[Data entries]

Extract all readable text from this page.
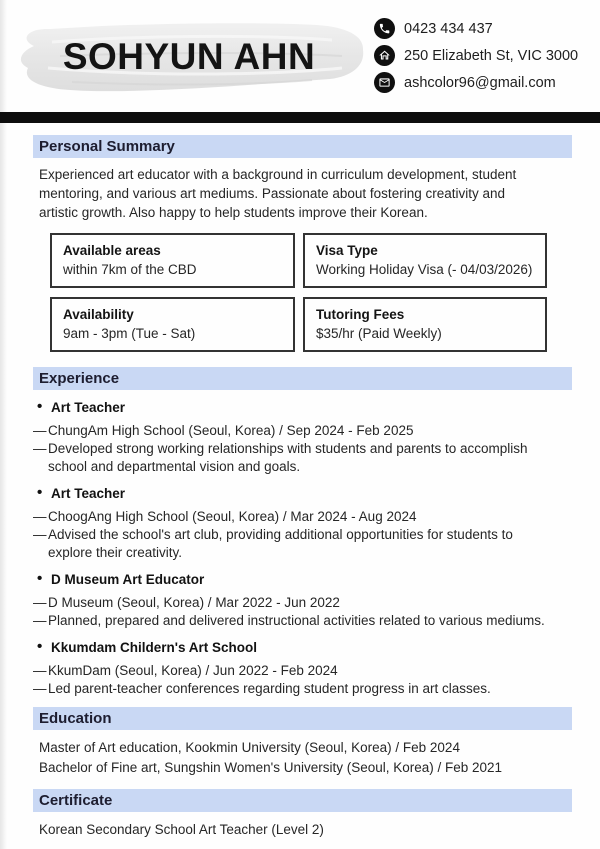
SOHYUN AHN
0423 434 437
250 Elizabeth St, VIC 3000
ashcolor96@gmail.com
Personal Summary
Experienced art educator with a background in curriculum development, student mentoring, and various art mediums. Passionate about fostering creativity and artistic growth. Also happy to help students improve their Korean.
Available areas
within 7km of the CBD
Visa Type
Working Holiday Visa (- 04/03/2026)
Availability
9am - 3pm (Tue - Sat)
Tutoring Fees
$35/hr (Paid Weekly)
Experience
• Art Teacher
— ChungAm High School (Seoul, Korea) / Sep 2024 - Feb 2025
— Developed strong working relationships with students and parents to accomplish school and departmental vision and goals.
• Art Teacher
— ChoogAng High School (Seoul, Korea) / Mar 2024 - Aug 2024
— Advised the school's art club, providing additional opportunities for students to explore their creativity.
• D Museum Art Educator
— D Museum (Seoul, Korea) / Mar 2022 - Jun 2022
— Planned, prepared and delivered instructional activities related to various mediums.
• Kkumdam Childern's Art School
— KkumDam (Seoul, Korea) / Jun 2022 - Feb 2024
— Led parent-teacher conferences regarding student progress in art classes.
Education
Master of Art education, Kookmin University (Seoul, Korea) / Feb 2024
Bachelor of Fine art, Sungshin Women's University (Seoul, Korea) / Feb 2021
Certificate
Korean Secondary School Art Teacher (Level 2)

=== PROBLEM ===
Count the lines of the material that include the word "High", then report only the total.

=== TASK RESPONSE ===
2